Task statement:
Below is a listing; reproduce each line of it exactly.

Data listing
--- Start ---
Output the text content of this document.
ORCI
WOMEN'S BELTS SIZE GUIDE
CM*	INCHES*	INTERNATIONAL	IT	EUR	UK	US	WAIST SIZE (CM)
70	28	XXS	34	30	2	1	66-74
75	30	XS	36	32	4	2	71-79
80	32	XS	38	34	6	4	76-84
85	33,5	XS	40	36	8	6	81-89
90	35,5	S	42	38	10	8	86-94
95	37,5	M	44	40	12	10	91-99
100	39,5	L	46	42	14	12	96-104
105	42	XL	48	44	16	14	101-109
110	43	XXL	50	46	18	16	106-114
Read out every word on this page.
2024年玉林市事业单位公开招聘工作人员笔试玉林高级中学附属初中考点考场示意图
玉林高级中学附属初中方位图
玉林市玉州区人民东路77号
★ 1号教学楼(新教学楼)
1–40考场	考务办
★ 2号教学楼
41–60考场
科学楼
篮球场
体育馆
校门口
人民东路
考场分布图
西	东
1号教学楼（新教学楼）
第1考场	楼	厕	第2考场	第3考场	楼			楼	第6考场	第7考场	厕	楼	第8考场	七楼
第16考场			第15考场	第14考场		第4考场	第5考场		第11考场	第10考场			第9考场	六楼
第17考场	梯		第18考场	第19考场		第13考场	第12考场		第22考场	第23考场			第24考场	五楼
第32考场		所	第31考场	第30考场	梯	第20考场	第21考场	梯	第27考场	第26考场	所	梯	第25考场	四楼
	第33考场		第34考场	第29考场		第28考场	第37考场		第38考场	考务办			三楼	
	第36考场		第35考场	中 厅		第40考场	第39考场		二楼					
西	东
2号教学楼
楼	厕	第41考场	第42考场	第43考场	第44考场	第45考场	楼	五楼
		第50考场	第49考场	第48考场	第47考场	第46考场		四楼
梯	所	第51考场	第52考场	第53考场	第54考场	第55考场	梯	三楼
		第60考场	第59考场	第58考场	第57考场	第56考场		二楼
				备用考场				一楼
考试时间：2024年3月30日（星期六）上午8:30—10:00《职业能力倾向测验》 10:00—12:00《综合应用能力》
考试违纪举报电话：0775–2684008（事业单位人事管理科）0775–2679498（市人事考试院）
--- End ---
Exercise response:
Output the text content of this document.
ORCI
WOMEN'S BELTS SIZE GUIDE
CM*	INCHES*	INTERNATIONAL	IT	EUR	UK	US	WAIST SIZE (CM)
70	28	XXS	34	30	2	1	66-74
75	30	XS	36	32	4	2	71-79
80	32	XS	38	34	6	4	76-84
85	33,5	XS	40	36	8	6	81-89
90	35,5	S	42	38	10	8	86-94
95	37,5	M	44	40	12	10	91-99
100	39,5	L	46	42	14	12	96-104
105	42	XL	48	44	16	14	101-109
110	43	XXL	50	46	18	16	106-114
Read out every word on this page.
2024年玉林市事业单位公开招聘工作人员笔试玉林高级中学附属初中考点考场示意图
玉林高级中学附属初中方位图
玉林市玉州区人民东路77号
★ 1号教学楼(新教学楼)
1–40考场	考务办
★ 2号教学楼
41–60考场
科学楼
篮球场
体育馆
校门口
人民东路
考场分布图
西	东
1号教学楼（新教学楼）
第1考场	楼	厕	第2考场	第3考场	楼			楼	第6考场	第7考场	厕	楼	第8考场	七楼
第16考场			第15考场	第14考场		第4考场	第5考场		第11考场	第10考场			第9考场	六楼
第17考场	梯		第18考场	第19考场		第13考场	第12考场		第22考场	第23考场			第24考场	五楼
第32考场		所	第31考场	第30考场	梯	第20考场	第21考场	梯	第27考场	第26考场	所	梯	第25考场	四楼
	第33考场		第34考场	第29考场		第28考场	第37考场		第38考场	考务办			三楼	
	第36考场		第35考场	中 厅		第40考场	第39考场		二楼					
西	东
2号教学楼
楼	厕	第41考场	第42考场	第43考场	第44考场	第45考场	楼	五楼
		第50考场	第49考场	第48考场	第47考场	第46考场		四楼
梯	所	第51考场	第52考场	第53考场	第54考场	第55考场	梯	三楼
		第60考场	第59考场	第58考场	第57考场	第56考场		二楼
				备用考场				一楼
考试时间：2024年3月30日（星期六）上午8:30—10:00《职业能力倾向测验》 10:00—12:00《综合应用能力》
考试违纪举报电话：0775–2684008（事业单位人事管理科）0775–2679498（市人事考试院）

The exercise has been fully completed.